--- START OF Exercise input ---

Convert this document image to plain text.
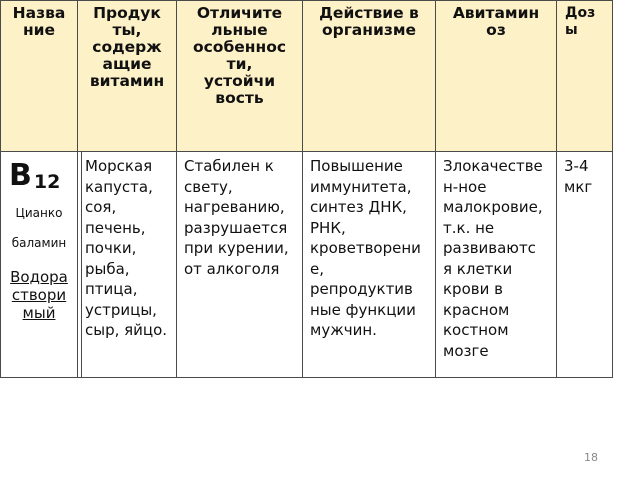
Назва
ние
Продук
ты,
содерж
ащие
витамин
Отличите
льные
особеннос
ти,
устойчи
вость
Действие в
организме
Авитамин
оз
Доз
ы
В $_{12}$
Цианко
баламин
Водора
створи
мый
Морская
капуста,
соя,
печень,
почки,
рыба,
птица,
устрицы,
сыр, яйцо.
Стабилен к
свету,
нагреванию,
разрушается
при курении,
от алкоголя
Повышение
иммунитета,
синтез ДНК,
РНК,
кроветворени
е,
репродуктив
ные функции
мужчин.
Злокачестве
н-ное
малокровие,
т.к. не
развиваютс
я клетки
крови в
красном
костном
мозге
3-4
мкг
18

--- END OF Exercise input ---

The exercise: Exclude the images, then output the data above word for word.

Response to this task:
Convert this document image to plain text.
Назва
ние
Продук
ты,
содерж
ащие
витамин
Отличите
льные
особеннос
ти,
устойчи
вость
Действие в
организме
Авитамин
оз
Доз
ы
В $_{12}$
Цианко
баламин
Водора
створи
мый
Морская
капуста,
соя,
печень,
почки,
рыба,
птица,
устрицы,
сыр, яйцо.
Стабилен к
свету,
нагреванию,
разрушается
при курении,
от алкоголя
Повышение
иммунитета,
синтез ДНК,
РНК,
кроветворени
е,
репродуктив
ные функции
мужчин.
Злокачестве
н-ное
малокровие,
т.к. не
развиваютс
я клетки
крови в
красном
костном
мозге
3-4
мкг
18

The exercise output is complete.